Pull out every line of the records below that contains the string "header". Case counts.

# # #

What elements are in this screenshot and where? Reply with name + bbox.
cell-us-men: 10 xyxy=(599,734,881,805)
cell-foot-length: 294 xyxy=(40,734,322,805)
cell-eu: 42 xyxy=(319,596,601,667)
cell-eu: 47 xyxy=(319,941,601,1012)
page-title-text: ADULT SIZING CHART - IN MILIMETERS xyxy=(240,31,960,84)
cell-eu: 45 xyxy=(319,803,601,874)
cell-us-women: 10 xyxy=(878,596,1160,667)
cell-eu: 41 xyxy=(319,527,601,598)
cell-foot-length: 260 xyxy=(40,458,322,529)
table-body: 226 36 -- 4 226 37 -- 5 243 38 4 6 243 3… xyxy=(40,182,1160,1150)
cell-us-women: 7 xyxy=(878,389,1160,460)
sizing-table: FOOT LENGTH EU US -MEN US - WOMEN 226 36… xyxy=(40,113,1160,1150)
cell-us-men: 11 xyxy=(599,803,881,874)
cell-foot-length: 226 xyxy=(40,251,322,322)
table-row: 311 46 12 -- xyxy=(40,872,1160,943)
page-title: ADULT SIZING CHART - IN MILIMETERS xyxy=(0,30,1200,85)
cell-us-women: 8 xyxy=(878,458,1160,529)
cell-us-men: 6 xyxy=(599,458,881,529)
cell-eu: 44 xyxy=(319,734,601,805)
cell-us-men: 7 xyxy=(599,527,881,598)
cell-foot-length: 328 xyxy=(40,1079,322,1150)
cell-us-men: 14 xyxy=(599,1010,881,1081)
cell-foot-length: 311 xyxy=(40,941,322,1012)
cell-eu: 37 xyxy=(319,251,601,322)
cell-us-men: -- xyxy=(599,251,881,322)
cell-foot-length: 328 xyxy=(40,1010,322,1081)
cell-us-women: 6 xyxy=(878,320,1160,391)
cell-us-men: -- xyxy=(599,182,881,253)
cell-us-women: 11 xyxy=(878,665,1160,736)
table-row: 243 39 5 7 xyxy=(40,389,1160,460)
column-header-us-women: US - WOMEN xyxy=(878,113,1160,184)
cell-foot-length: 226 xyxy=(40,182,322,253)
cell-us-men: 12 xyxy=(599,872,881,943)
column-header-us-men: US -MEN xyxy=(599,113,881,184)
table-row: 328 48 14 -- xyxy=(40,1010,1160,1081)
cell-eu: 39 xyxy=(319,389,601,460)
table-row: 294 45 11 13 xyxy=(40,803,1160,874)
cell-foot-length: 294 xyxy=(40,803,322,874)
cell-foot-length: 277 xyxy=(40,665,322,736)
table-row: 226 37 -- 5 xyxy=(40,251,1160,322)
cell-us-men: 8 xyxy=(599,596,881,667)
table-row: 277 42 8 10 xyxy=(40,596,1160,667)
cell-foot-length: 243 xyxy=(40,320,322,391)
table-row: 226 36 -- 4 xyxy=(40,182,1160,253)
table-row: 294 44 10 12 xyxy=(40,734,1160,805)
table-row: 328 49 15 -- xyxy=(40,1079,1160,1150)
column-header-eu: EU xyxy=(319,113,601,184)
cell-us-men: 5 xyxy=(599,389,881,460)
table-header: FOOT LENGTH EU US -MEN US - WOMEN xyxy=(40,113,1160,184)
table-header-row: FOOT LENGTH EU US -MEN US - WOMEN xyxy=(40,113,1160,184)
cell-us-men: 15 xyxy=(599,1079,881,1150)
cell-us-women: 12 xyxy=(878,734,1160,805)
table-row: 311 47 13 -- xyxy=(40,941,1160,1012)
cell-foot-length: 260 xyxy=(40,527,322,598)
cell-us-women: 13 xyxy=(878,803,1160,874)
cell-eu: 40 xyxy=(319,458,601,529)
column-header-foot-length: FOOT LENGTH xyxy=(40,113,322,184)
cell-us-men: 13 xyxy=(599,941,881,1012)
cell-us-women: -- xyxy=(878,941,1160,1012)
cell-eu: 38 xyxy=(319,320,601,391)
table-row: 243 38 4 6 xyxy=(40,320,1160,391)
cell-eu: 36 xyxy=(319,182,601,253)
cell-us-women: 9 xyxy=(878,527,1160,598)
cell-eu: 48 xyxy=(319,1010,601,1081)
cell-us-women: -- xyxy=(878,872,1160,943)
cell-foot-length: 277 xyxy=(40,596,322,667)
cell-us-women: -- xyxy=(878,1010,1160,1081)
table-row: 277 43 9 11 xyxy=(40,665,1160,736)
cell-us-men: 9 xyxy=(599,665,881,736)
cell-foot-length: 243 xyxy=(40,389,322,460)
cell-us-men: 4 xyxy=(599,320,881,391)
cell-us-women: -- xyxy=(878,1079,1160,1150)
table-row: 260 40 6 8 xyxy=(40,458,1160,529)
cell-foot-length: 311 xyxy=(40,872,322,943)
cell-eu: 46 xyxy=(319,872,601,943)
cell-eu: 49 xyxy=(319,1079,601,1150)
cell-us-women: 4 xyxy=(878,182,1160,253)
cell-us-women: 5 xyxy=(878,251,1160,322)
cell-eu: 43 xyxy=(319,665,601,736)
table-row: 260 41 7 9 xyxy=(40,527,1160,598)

# # #

RESULT OF THIS EXERCISE.
column-header-us-women: US - WOMEN xyxy=(878,113,1160,184)
column-header-us-men: US -MEN xyxy=(599,113,881,184)
column-header-eu: EU xyxy=(319,113,601,184)
table-header: FOOT LENGTH EU US -MEN US - WOMEN xyxy=(40,113,1160,184)
table-header-row: FOOT LENGTH EU US -MEN US - WOMEN xyxy=(40,113,1160,184)
column-header-foot-length: FOOT LENGTH xyxy=(40,113,322,184)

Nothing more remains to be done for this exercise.